[Challenge] Can you write out all of the material below, word for word?
☆ ☆ ☆
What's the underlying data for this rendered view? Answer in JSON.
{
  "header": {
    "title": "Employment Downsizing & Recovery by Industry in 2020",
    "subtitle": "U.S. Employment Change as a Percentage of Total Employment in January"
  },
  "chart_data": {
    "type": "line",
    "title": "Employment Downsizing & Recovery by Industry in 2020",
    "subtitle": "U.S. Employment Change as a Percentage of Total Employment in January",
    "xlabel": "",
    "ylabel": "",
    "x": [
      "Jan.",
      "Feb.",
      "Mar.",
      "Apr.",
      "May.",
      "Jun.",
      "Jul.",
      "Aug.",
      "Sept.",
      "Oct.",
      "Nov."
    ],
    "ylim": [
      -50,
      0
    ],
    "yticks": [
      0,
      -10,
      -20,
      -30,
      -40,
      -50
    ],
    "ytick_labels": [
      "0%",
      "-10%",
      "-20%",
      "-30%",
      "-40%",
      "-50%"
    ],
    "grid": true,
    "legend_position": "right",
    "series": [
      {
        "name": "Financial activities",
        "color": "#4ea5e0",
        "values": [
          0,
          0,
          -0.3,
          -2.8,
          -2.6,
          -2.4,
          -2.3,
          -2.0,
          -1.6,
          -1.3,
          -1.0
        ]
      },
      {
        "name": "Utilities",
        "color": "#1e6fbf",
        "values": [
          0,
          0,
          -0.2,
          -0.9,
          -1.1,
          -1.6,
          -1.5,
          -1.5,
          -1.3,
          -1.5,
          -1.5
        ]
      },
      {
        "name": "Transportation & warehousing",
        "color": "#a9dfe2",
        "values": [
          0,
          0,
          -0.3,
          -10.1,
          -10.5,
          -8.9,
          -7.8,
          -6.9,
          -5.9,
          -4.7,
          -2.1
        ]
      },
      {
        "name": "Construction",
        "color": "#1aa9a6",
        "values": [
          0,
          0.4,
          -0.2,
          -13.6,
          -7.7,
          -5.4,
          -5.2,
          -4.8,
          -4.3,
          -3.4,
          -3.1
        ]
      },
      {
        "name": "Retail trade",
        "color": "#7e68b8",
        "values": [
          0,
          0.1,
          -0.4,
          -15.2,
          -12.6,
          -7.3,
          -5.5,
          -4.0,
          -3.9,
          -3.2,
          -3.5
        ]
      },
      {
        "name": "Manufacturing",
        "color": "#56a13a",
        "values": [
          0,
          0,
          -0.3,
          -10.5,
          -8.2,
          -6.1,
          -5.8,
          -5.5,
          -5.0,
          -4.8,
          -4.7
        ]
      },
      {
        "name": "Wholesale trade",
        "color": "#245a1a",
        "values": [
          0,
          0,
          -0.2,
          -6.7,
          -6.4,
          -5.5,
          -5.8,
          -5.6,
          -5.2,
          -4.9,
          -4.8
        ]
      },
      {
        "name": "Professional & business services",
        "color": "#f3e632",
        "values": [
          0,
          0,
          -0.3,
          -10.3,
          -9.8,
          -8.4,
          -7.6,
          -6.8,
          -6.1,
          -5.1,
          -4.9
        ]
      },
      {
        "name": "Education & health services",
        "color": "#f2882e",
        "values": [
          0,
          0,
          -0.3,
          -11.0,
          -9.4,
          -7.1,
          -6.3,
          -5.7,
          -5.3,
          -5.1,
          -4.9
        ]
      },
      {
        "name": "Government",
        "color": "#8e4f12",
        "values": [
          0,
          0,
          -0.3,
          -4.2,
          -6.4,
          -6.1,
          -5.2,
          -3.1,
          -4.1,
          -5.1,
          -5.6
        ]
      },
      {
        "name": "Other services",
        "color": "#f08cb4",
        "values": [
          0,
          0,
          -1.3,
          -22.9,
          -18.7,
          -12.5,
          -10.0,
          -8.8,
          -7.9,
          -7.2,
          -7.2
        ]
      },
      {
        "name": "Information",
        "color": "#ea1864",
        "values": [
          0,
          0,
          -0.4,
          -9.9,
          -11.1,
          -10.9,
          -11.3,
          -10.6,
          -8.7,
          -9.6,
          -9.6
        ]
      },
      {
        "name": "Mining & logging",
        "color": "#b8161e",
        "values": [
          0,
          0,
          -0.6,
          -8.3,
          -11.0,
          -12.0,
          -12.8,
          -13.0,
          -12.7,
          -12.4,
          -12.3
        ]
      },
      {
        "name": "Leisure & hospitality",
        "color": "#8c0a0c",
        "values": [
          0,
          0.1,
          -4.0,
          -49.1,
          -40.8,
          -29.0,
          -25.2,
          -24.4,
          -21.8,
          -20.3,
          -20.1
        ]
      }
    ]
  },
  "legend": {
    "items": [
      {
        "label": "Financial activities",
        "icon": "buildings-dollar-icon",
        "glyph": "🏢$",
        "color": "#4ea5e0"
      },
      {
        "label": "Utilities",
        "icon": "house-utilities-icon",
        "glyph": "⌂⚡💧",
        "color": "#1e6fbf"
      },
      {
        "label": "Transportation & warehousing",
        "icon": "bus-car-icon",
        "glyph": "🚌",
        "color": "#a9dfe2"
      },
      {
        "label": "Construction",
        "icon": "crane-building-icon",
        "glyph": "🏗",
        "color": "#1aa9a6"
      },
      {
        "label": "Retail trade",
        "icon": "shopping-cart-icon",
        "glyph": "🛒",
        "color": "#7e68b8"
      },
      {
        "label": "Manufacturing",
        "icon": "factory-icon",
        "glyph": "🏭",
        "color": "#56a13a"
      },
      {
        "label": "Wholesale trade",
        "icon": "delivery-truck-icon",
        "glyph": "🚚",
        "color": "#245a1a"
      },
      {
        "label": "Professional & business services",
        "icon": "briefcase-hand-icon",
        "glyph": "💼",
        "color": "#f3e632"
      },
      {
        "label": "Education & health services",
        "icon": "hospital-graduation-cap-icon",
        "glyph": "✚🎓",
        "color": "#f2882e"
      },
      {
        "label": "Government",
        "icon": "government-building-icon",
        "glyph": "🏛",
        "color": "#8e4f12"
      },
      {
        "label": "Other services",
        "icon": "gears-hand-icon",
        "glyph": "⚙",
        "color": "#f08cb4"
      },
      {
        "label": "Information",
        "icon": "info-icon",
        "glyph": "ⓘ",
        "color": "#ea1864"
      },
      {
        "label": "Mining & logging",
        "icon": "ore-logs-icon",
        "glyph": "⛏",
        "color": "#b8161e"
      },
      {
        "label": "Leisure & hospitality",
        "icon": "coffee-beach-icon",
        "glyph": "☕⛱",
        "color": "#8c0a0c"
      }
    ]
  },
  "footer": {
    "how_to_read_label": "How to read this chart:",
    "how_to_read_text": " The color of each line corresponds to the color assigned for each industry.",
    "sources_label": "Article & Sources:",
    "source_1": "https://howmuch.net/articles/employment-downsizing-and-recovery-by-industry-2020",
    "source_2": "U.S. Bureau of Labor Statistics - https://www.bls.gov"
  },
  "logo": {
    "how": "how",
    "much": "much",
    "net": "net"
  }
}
☆ ☆ ☆
[Response to the exercise]
What's the underlying data for this rendered view? Answer in JSON.
{
  "header": {
    "title": "Employment Downsizing & Recovery by Industry in 2020",
    "subtitle": "U.S. Employment Change as a Percentage of Total Employment in January"
  },
  "chart_data": {
    "type": "line",
    "title": "Employment Downsizing & Recovery by Industry in 2020",
    "subtitle": "U.S. Employment Change as a Percentage of Total Employment in January",
    "xlabel": "",
    "ylabel": "",
    "x": [
      "Jan.",
      "Feb.",
      "Mar.",
      "Apr.",
      "May.",
      "Jun.",
      "Jul.",
      "Aug.",
      "Sept.",
      "Oct.",
      "Nov."
    ],
    "ylim": [
      -50,
      0
    ],
    "yticks": [
      0,
      -10,
      -20,
      -30,
      -40,
      -50
    ],
    "ytick_labels": [
      "0%",
      "-10%",
      "-20%",
      "-30%",
      "-40%",
      "-50%"
    ],
    "grid": true,
    "legend_position": "right",
    "series": [
      {
        "name": "Financial activities",
        "color": "#4ea5e0",
        "values": [
          0,
          0,
          -0.3,
          -2.8,
          -2.6,
          -2.4,
          -2.3,
          -2.0,
          -1.6,
          -1.3,
          -1.0
        ]
      },
      {
        "name": "Utilities",
        "color": "#1e6fbf",
        "values": [
          0,
          0,
          -0.2,
          -0.9,
          -1.1,
          -1.6,
          -1.5,
          -1.5,
          -1.3,
          -1.5,
          -1.5
        ]
      },
      {
        "name": "Transportation & warehousing",
        "color": "#a9dfe2",
        "values": [
          0,
          0,
          -0.3,
          -10.1,
          -10.5,
          -8.9,
          -7.8,
          -6.9,
          -5.9,
          -4.7,
          -2.1
        ]
      },
      {
        "name": "Construction",
        "color": "#1aa9a6",
        "values": [
          0,
          0.4,
          -0.2,
          -13.6,
          -7.7,
          -5.4,
          -5.2,
          -4.8,
          -4.3,
          -3.4,
          -3.1
        ]
      },
      {
        "name": "Retail trade",
        "color": "#7e68b8",
        "values": [
          0,
          0.1,
          -0.4,
          -15.2,
          -12.6,
          -7.3,
          -5.5,
          -4.0,
          -3.9,
          -3.2,
          -3.5
        ]
      },
      {
        "name": "Manufacturing",
        "color": "#56a13a",
        "values": [
          0,
          0,
          -0.3,
          -10.5,
          -8.2,
          -6.1,
          -5.8,
          -5.5,
          -5.0,
          -4.8,
          -4.7
        ]
      },
      {
        "name": "Wholesale trade",
        "color": "#245a1a",
        "values": [
          0,
          0,
          -0.2,
          -6.7,
          -6.4,
          -5.5,
          -5.8,
          -5.6,
          -5.2,
          -4.9,
          -4.8
        ]
      },
      {
        "name": "Professional & business services",
        "color": "#f3e632",
        "values": [
          0,
          0,
          -0.3,
          -10.3,
          -9.8,
          -8.4,
          -7.6,
          -6.8,
          -6.1,
          -5.1,
          -4.9
        ]
      },
      {
        "name": "Education & health services",
        "color": "#f2882e",
        "values": [
          0,
          0,
          -0.3,
          -11.0,
          -9.4,
          -7.1,
          -6.3,
          -5.7,
          -5.3,
          -5.1,
          -4.9
        ]
      },
      {
        "name": "Government",
        "color": "#8e4f12",
        "values": [
          0,
          0,
          -0.3,
          -4.2,
          -6.4,
          -6.1,
          -5.2,
          -3.1,
          -4.1,
          -5.1,
          -5.6
        ]
      },
      {
        "name": "Other services",
        "color": "#f08cb4",
        "values": [
          0,
          0,
          -1.3,
          -22.9,
          -18.7,
          -12.5,
          -10.0,
          -8.8,
          -7.9,
          -7.2,
          -7.2
        ]
      },
      {
        "name": "Information",
        "color": "#ea1864",
        "values": [
          0,
          0,
          -0.4,
          -9.9,
          -11.1,
          -10.9,
          -11.3,
          -10.6,
          -8.7,
          -9.6,
          -9.6
        ]
      },
      {
        "name": "Mining & logging",
        "color": "#b8161e",
        "values": [
          0,
          0,
          -0.6,
          -8.3,
          -11.0,
          -12.0,
          -12.8,
          -13.0,
          -12.7,
          -12.4,
          -12.3
        ]
      },
      {
        "name": "Leisure & hospitality",
        "color": "#8c0a0c",
        "values": [
          0,
          0.1,
          -4.0,
          -49.1,
          -40.8,
          -29.0,
          -25.2,
          -24.4,
          -21.8,
          -20.3,
          -20.1
        ]
      }
    ]
  },
  "legend": {
    "items": [
      {
        "label": "Financial activities",
        "icon": "buildings-dollar-icon",
        "glyph": "🏢$",
        "color": "#4ea5e0"
      },
      {
        "label": "Utilities",
        "icon": "house-utilities-icon",
        "glyph": "⌂⚡💧",
        "color": "#1e6fbf"
      },
      {
        "label": "Transportation & warehousing",
        "icon": "bus-car-icon",
        "glyph": "🚌",
        "color": "#a9dfe2"
      },
      {
        "label": "Construction",
        "icon": "crane-building-icon",
        "glyph": "🏗",
        "color": "#1aa9a6"
      },
      {
        "label": "Retail trade",
        "icon": "shopping-cart-icon",
        "glyph": "🛒",
        "color": "#7e68b8"
      },
      {
        "label": "Manufacturing",
        "icon": "factory-icon",
        "glyph": "🏭",
        "color": "#56a13a"
      },
      {
        "label": "Wholesale trade",
        "icon": "delivery-truck-icon",
        "glyph": "🚚",
        "color": "#245a1a"
      },
      {
        "label": "Professional & business services",
        "icon": "briefcase-hand-icon",
        "glyph": "💼",
        "color": "#f3e632"
      },
      {
        "label": "Education & health services",
        "icon": "hospital-graduation-cap-icon",
        "glyph": "✚🎓",
        "color": "#f2882e"
      },
      {
        "label": "Government",
        "icon": "government-building-icon",
        "glyph": "🏛",
        "color": "#8e4f12"
      },
      {
        "label": "Other services",
        "icon": "gears-hand-icon",
        "glyph": "⚙",
        "color": "#f08cb4"
      },
      {
        "label": "Information",
        "icon": "info-icon",
        "glyph": "ⓘ",
        "color": "#ea1864"
      },
      {
        "label": "Mining & logging",
        "icon": "ore-logs-icon",
        "glyph": "⛏",
        "color": "#b8161e"
      },
      {
        "label": "Leisure & hospitality",
        "icon": "coffee-beach-icon",
        "glyph": "☕⛱",
        "color": "#8c0a0c"
      }
    ]
  },
  "footer": {
    "how_to_read_label": "How to read this chart:",
    "how_to_read_text": " The color of each line corresponds to the color assigned for each industry.",
    "sources_label": "Article & Sources:",
    "source_1": "https://howmuch.net/articles/employment-downsizing-and-recovery-by-industry-2020",
    "source_2": "U.S. Bureau of Labor Statistics - https://www.bls.gov"
  },
  "logo": {
    "how": "how",
    "much": "much",
    "net": "net"
  }
}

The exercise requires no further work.